■ DOCUMENT
The pastoral village of Shelburne in the beautiful state of Vermont has been swallowed by the burgeoning textile-manufacturing town of Burlington. Escaping this suburbanization is the eccentric estate of Electra Havemeyer Webb (1888-1960) now named the Shelburne Museum. Rather than one museum building, it is a village consisting of 19th century architecture, art, and artifacts. More about the museum later in this article – first about their quilts and a particular quiltmaker!
 
Piecing Together the Past: The Quilts of Florence Peto on view at the Shelburne Museum this summer (May 17th till October 25th) was a special treat for quilt lovers because it was entirely devoted to a woman who has reached almost mythical status as a quilt scholar, quiltmaker and an intrepid tracker of beautiful quilts of old. Florence Cowdin Peto (1880-1970) is highly regarded for popularizing quilts and quilt-making beginning in the 1930s. The story often repeated is that Mrs. Peto bravely knocked at the doors of friends and strangers in New Jersey, her home state, asking if the family had any quilts stored away in trunks or the attic. In this manner, she collected some of the finest quilts in the United States, including the famous “Rising Sun” quilt by Mary Totten, now in the Smithsonian Institution (Washington, D.C.).

■ GIVEN MATERIAL
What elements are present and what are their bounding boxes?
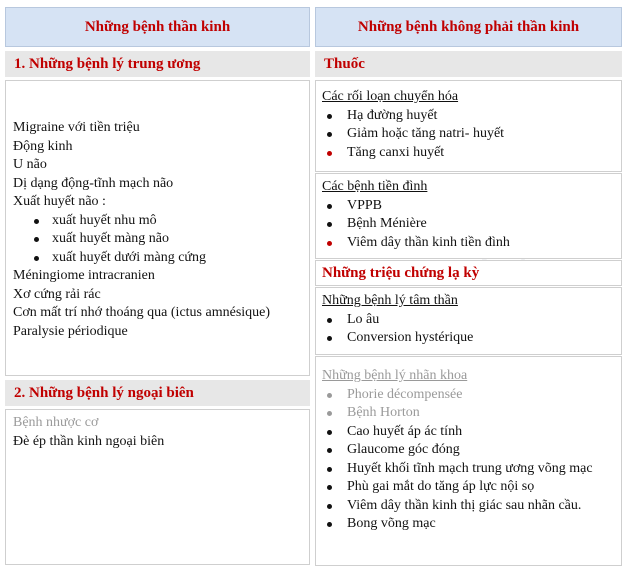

■ REQUIRED TASK
Copy the Shelburne Museum quilt article word for word, from start to finish.

■ RESPONSE TO THIS EXERCISE
The pastoral village of Shelburne in the beautiful state of Vermont has been swallowed by the burgeoning textile-manufacturing town of Burlington. Escaping this suburbanization is the eccentric estate of Electra Havemeyer Webb (1888-1960) now named the Shelburne Museum. Rather than one museum building, it is a village consisting of 19th century architecture, art, and artifacts. More about the museum later in this article – first about their quilts and a particular quiltmaker!
 
Piecing Together the Past: The Quilts of Florence Peto on view at the Shelburne Museum this summer (May 17th till October 25th) was a special treat for quilt lovers because it was entirely devoted to a woman who has reached almost mythical status as a quilt scholar, quiltmaker and an intrepid tracker of beautiful quilts of old. Florence Cowdin Peto (1880-1970) is highly regarded for popularizing quilts and quilt-making beginning in the 1930s. The story often repeated is that Mrs. Peto bravely knocked at the doors of friends and strangers in New Jersey, her home state, asking if the family had any quilts stored away in trunks or the attic. In this manner, she collected some of the finest quilts in the United States, including the famous “Rising Sun” quilt by Mary Totten, now in the Smithsonian Institution (Washington, D.C.).